- [EXERCISE TASK]: Scan the records below. List lines holding "otros".

[Saved entries]

▬▬▬

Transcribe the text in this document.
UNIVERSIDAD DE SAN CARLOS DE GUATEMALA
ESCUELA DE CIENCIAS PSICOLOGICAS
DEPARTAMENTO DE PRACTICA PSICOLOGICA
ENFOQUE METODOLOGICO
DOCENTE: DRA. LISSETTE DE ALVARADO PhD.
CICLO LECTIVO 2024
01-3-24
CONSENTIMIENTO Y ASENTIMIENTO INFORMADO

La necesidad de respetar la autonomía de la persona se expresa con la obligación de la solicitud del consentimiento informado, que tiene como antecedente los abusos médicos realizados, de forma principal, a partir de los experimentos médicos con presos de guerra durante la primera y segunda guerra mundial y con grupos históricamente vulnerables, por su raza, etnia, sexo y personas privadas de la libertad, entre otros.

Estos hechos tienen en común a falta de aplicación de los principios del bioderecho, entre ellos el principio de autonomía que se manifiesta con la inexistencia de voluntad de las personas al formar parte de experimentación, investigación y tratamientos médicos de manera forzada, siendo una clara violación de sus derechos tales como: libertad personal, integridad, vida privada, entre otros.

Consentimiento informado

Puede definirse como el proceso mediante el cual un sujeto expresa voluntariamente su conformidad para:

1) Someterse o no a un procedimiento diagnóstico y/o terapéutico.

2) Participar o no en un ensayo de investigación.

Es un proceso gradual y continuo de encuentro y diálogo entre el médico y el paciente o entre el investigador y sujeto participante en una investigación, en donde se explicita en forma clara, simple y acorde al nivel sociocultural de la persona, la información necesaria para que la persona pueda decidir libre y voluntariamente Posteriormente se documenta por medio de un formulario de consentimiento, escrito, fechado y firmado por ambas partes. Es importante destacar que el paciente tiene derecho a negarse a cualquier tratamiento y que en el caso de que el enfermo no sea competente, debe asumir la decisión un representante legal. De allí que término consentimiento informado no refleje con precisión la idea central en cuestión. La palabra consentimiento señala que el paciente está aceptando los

▬▬▬

- [RESPONSE TO THE TASK]:
La necesidad de respetar la autonomía de la persona se expresa con la obligación de la solicitud del consentimiento informado, que tiene como antecedente los abusos médicos realizados, de forma principal, a partir de los experimentos médicos con presos de guerra durante la primera y segunda guerra mundial y con grupos históricamente vulnerables, por su raza, etnia, sexo y personas privadas de la libertad, entre otros.
Estos hechos tienen en común a falta de aplicación de los principios del bioderecho, entre ellos el principio de autonomía que se manifiesta con la inexistencia de voluntad de las personas al formar parte de experimentación, investigación y tratamientos médicos de manera forzada, siendo una clara violación de sus derechos tales como: libertad personal, integridad, vida privada, entre otros.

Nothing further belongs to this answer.